**Records to use**
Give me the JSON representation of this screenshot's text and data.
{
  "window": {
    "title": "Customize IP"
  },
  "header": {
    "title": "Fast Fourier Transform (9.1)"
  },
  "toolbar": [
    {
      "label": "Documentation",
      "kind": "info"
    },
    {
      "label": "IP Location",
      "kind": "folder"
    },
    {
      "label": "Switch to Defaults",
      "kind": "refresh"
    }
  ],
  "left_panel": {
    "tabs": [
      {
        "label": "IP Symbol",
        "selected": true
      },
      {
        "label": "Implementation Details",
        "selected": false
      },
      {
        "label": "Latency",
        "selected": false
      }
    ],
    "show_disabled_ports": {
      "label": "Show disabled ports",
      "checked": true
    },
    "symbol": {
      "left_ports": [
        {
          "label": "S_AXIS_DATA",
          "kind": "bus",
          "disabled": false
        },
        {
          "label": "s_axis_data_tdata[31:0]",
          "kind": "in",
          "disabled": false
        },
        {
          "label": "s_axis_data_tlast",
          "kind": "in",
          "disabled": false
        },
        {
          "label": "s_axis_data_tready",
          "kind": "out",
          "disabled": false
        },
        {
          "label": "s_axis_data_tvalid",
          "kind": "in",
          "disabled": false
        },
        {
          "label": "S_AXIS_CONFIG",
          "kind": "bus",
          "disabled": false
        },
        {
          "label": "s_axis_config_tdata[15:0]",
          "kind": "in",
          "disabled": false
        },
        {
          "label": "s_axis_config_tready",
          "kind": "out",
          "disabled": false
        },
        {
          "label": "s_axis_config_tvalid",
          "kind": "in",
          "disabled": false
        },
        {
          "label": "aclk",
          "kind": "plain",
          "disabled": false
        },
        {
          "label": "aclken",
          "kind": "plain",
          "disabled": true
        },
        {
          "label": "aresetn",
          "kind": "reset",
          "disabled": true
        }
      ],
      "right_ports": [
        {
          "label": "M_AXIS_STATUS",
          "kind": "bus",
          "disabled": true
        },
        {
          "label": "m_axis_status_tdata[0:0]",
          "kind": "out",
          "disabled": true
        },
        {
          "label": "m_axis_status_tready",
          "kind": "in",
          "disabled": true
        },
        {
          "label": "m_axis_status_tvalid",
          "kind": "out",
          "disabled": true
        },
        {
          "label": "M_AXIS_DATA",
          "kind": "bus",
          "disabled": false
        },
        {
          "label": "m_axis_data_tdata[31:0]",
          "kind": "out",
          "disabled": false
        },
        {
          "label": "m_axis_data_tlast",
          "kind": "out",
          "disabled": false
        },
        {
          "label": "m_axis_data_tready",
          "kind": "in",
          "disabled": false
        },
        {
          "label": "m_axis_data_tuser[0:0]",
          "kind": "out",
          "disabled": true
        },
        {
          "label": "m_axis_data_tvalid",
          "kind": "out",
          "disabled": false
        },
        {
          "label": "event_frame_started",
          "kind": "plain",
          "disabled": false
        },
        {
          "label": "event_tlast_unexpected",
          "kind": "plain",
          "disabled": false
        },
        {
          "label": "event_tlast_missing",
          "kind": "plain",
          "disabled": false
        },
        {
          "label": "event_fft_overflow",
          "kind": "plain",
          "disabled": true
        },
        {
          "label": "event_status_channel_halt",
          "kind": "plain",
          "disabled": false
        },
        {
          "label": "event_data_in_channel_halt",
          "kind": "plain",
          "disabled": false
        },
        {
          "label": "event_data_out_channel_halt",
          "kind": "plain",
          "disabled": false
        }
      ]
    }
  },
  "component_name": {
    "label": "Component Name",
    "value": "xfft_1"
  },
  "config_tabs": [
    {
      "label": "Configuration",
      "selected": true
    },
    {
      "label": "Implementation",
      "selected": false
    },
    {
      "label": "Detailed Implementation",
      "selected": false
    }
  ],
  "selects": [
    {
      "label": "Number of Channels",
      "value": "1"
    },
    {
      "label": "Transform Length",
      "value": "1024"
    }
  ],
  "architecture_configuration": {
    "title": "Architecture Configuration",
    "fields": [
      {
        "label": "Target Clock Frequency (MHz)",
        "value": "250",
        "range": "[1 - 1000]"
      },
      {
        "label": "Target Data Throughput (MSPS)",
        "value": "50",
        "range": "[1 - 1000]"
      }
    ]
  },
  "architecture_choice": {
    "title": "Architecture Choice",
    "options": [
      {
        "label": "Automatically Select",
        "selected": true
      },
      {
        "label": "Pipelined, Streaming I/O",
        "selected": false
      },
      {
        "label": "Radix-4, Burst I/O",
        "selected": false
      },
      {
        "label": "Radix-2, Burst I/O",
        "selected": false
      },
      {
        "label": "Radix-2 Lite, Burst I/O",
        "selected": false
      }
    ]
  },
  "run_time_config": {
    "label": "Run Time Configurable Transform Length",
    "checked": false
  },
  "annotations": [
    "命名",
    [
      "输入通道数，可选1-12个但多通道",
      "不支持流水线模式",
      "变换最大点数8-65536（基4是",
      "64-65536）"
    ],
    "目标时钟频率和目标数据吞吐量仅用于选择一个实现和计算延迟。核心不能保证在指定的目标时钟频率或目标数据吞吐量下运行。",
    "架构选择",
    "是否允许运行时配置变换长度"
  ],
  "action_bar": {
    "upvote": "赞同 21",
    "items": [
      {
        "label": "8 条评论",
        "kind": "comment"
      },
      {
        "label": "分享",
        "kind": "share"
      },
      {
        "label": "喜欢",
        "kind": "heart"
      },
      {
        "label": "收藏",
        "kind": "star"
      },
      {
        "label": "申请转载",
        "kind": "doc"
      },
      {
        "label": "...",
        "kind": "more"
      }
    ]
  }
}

**Exercise directions**
Copy out each line exactly as written.

**Written answer**
Give me the JSON representation of this screenshot's text and data.
{
  "window": {
    "title": "Customize IP"
  },
  "header": {
    "title": "Fast Fourier Transform (9.1)"
  },
  "toolbar": [
    {
      "label": "Documentation",
      "kind": "info"
    },
    {
      "label": "IP Location",
      "kind": "folder"
    },
    {
      "label": "Switch to Defaults",
      "kind": "refresh"
    }
  ],
  "left_panel": {
    "tabs": [
      {
        "label": "IP Symbol",
        "selected": true
      },
      {
        "label": "Implementation Details",
        "selected": false
      },
      {
        "label": "Latency",
        "selected": false
      }
    ],
    "show_disabled_ports": {
      "label": "Show disabled ports",
      "checked": true
    },
    "symbol": {
      "left_ports": [
        {
          "label": "S_AXIS_DATA",
          "kind": "bus",
          "disabled": false
        },
        {
          "label": "s_axis_data_tdata[31:0]",
          "kind": "in",
          "disabled": false
        },
        {
          "label": "s_axis_data_tlast",
          "kind": "in",
          "disabled": false
        },
        {
          "label": "s_axis_data_tready",
          "kind": "out",
          "disabled": false
        },
        {
          "label": "s_axis_data_tvalid",
          "kind": "in",
          "disabled": false
        },
        {
          "label": "S_AXIS_CONFIG",
          "kind": "bus",
          "disabled": false
        },
        {
          "label": "s_axis_config_tdata[15:0]",
          "kind": "in",
          "disabled": false
        },
        {
          "label": "s_axis_config_tready",
          "kind": "out",
          "disabled": false
        },
        {
          "label": "s_axis_config_tvalid",
          "kind": "in",
          "disabled": false
        },
        {
          "label": "aclk",
          "kind": "plain",
          "disabled": false
        },
        {
          "label": "aclken",
          "kind": "plain",
          "disabled": true
        },
        {
          "label": "aresetn",
          "kind": "reset",
          "disabled": true
        }
      ],
      "right_ports": [
        {
          "label": "M_AXIS_STATUS",
          "kind": "bus",
          "disabled": true
        },
        {
          "label": "m_axis_status_tdata[0:0]",
          "kind": "out",
          "disabled": true
        },
        {
          "label": "m_axis_status_tready",
          "kind": "in",
          "disabled": true
        },
        {
          "label": "m_axis_status_tvalid",
          "kind": "out",
          "disabled": true
        },
        {
          "label": "M_AXIS_DATA",
          "kind": "bus",
          "disabled": false
        },
        {
          "label": "m_axis_data_tdata[31:0]",
          "kind": "out",
          "disabled": false
        },
        {
          "label": "m_axis_data_tlast",
          "kind": "out",
          "disabled": false
        },
        {
          "label": "m_axis_data_tready",
          "kind": "in",
          "disabled": false
        },
        {
          "label": "m_axis_data_tuser[0:0]",
          "kind": "out",
          "disabled": true
        },
        {
          "label": "m_axis_data_tvalid",
          "kind": "out",
          "disabled": false
        },
        {
          "label": "event_frame_started",
          "kind": "plain",
          "disabled": false
        },
        {
          "label": "event_tlast_unexpected",
          "kind": "plain",
          "disabled": false
        },
        {
          "label": "event_tlast_missing",
          "kind": "plain",
          "disabled": false
        },
        {
          "label": "event_fft_overflow",
          "kind": "plain",
          "disabled": true
        },
        {
          "label": "event_status_channel_halt",
          "kind": "plain",
          "disabled": false
        },
        {
          "label": "event_data_in_channel_halt",
          "kind": "plain",
          "disabled": false
        },
        {
          "label": "event_data_out_channel_halt",
          "kind": "plain",
          "disabled": false
        }
      ]
    }
  },
  "component_name": {
    "label": "Component Name",
    "value": "xfft_1"
  },
  "config_tabs": [
    {
      "label": "Configuration",
      "selected": true
    },
    {
      "label": "Implementation",
      "selected": false
    },
    {
      "label": "Detailed Implementation",
      "selected": false
    }
  ],
  "selects": [
    {
      "label": "Number of Channels",
      "value": "1"
    },
    {
      "label": "Transform Length",
      "value": "1024"
    }
  ],
  "architecture_configuration": {
    "title": "Architecture Configuration",
    "fields": [
      {
        "label": "Target Clock Frequency (MHz)",
        "value": "250",
        "range": "[1 - 1000]"
      },
      {
        "label": "Target Data Throughput (MSPS)",
        "value": "50",
        "range": "[1 - 1000]"
      }
    ]
  },
  "architecture_choice": {
    "title": "Architecture Choice",
    "options": [
      {
        "label": "Automatically Select",
        "selected": true
      },
      {
        "label": "Pipelined, Streaming I/O",
        "selected": false
      },
      {
        "label": "Radix-4, Burst I/O",
        "selected": false
      },
      {
        "label": "Radix-2, Burst I/O",
        "selected": false
      },
      {
        "label": "Radix-2 Lite, Burst I/O",
        "selected": false
      }
    ]
  },
  "run_time_config": {
    "label": "Run Time Configurable Transform Length",
    "checked": false
  },
  "annotations": [
    "命名",
    [
      "输入通道数，可选1-12个但多通道",
      "不支持流水线模式",
      "变换最大点数8-65536（基4是",
      "64-65536）"
    ],
    "目标时钟频率和目标数据吞吐量仅用于选择一个实现和计算延迟。核心不能保证在指定的目标时钟频率或目标数据吞吐量下运行。",
    "架构选择",
    "是否允许运行时配置变换长度"
  ],
  "action_bar": {
    "upvote": "赞同 21",
    "items": [
      {
        "label": "8 条评论",
        "kind": "comment"
      },
      {
        "label": "分享",
        "kind": "share"
      },
      {
        "label": "喜欢",
        "kind": "heart"
      },
      {
        "label": "收藏",
        "kind": "star"
      },
      {
        "label": "申请转载",
        "kind": "doc"
      },
      {
        "label": "...",
        "kind": "more"
      }
    ]
  }
}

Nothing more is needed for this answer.